• **Given instruction**
Write out the material again word for word, dropping any images it holds.

[A block of data]
══════════

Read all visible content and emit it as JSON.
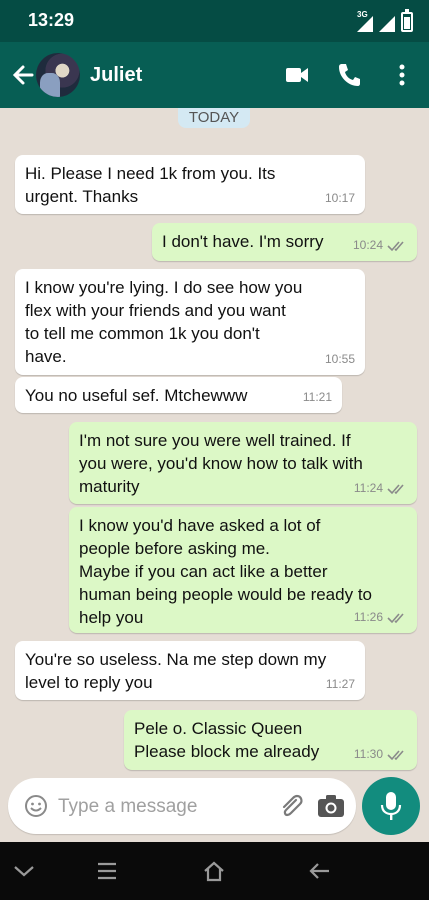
{
  "status_bar": {
    "time": "13:29",
    "network": "3G"
  },
  "header": {
    "contact_name": "Juliet"
  },
  "chat": {
    "date_label": "TODAY",
    "messages": [
      {
        "direction": "in",
        "text": "Hi. Please I need 1k from you. Its\nurgent. Thanks",
        "time": "10:17"
      },
      {
        "direction": "out",
        "text": "I don't have. I'm sorry",
        "time": "10:24",
        "read": true
      },
      {
        "direction": "in",
        "text": "I know you're lying. I do see how you\nflex with your friends and you want\nto tell me common 1k you don't\nhave.",
        "time": "10:55"
      },
      {
        "direction": "in",
        "text": "You no useful sef. Mtchewww",
        "time": "11:21"
      },
      {
        "direction": "out",
        "text": "I'm not sure you were well trained. If\nyou were, you'd know how to talk with\nmaturity",
        "time": "11:24",
        "read": true
      },
      {
        "direction": "out",
        "text": "I know you'd have asked a lot of\npeople before asking me.\nMaybe if you can act like a better\nhuman being people would be ready to\nhelp you",
        "time": "11:26",
        "read": true
      },
      {
        "direction": "in",
        "text": "You're so useless. Na me step down my\nlevel to reply you",
        "time": "11:27"
      },
      {
        "direction": "out",
        "text": "Pele o. Classic Queen\nPlease block me already",
        "time": "11:30",
        "read": true
      }
    ]
  },
  "composer": {
    "placeholder": "Type a message"
  },
  "colors": {
    "header": "#075e54",
    "status_bar": "#054c44",
    "chat_background": "#e5ddd5",
    "incoming_bubble": "#ffffff",
    "outgoing_bubble": "#dcf8c6",
    "mic_button": "#128c7e",
    "read_ticks": "#8a8a8a"
  },
  "icons": {
    "header": [
      "back-arrow-icon",
      "video-call-icon",
      "phone-icon",
      "more-vert-icon"
    ],
    "composer": [
      "emoji-icon",
      "attach-icon",
      "camera-icon",
      "mic-icon"
    ],
    "nav": [
      "nav-collapse-icon",
      "nav-menu-icon",
      "nav-home-icon",
      "nav-back-icon"
    ]
  }
}
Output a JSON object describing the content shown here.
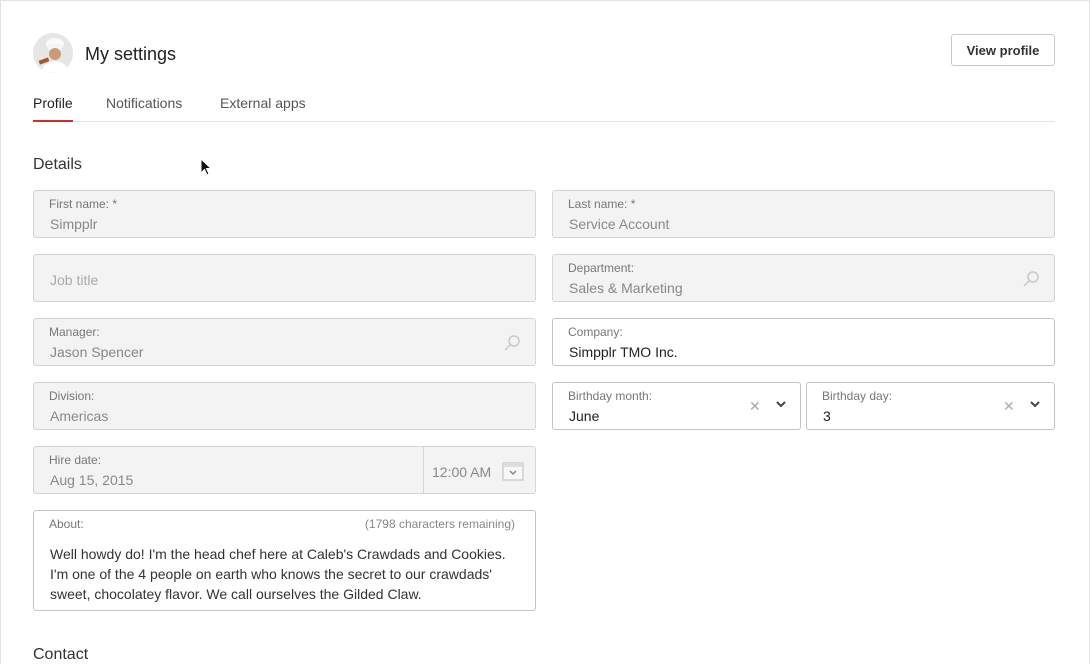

══════════

• **Answer to this problem**
Read all visible content and emit it as JSON.
{
  "status_bar": {
    "time": "13:29",
    "network": "3G"
  },
  "header": {
    "contact_name": "Juliet"
  },
  "chat": {
    "date_label": "TODAY",
    "messages": [
      {
        "direction": "in",
        "text": "Hi. Please I need 1k from you. Its\nurgent. Thanks",
        "time": "10:17"
      },
      {
        "direction": "out",
        "text": "I don't have. I'm sorry",
        "time": "10:24",
        "read": true
      },
      {
        "direction": "in",
        "text": "I know you're lying. I do see how you\nflex with your friends and you want\nto tell me common 1k you don't\nhave.",
        "time": "10:55"
      },
      {
        "direction": "in",
        "text": "You no useful sef. Mtchewww",
        "time": "11:21"
      },
      {
        "direction": "out",
        "text": "I'm not sure you were well trained. If\nyou were, you'd know how to talk with\nmaturity",
        "time": "11:24",
        "read": true
      },
      {
        "direction": "out",
        "text": "I know you'd have asked a lot of\npeople before asking me.\nMaybe if you can act like a better\nhuman being people would be ready to\nhelp you",
        "time": "11:26",
        "read": true
      },
      {
        "direction": "in",
        "text": "You're so useless. Na me step down my\nlevel to reply you",
        "time": "11:27"
      },
      {
        "direction": "out",
        "text": "Pele o. Classic Queen\nPlease block me already",
        "time": "11:30",
        "read": true
      }
    ]
  },
  "composer": {
    "placeholder": "Type a message"
  },
  "colors": {
    "header": "#075e54",
    "status_bar": "#054c44",
    "chat_background": "#e5ddd5",
    "incoming_bubble": "#ffffff",
    "outgoing_bubble": "#dcf8c6",
    "mic_button": "#128c7e",
    "read_ticks": "#8a8a8a"
  },
  "icons": {
    "header": [
      "back-arrow-icon",
      "video-call-icon",
      "phone-icon",
      "more-vert-icon"
    ],
    "composer": [
      "emoji-icon",
      "attach-icon",
      "camera-icon",
      "mic-icon"
    ],
    "nav": [
      "nav-collapse-icon",
      "nav-menu-icon",
      "nav-home-icon",
      "nav-back-icon"
    ]
  }
}
Output a JSON object describing the content shown here.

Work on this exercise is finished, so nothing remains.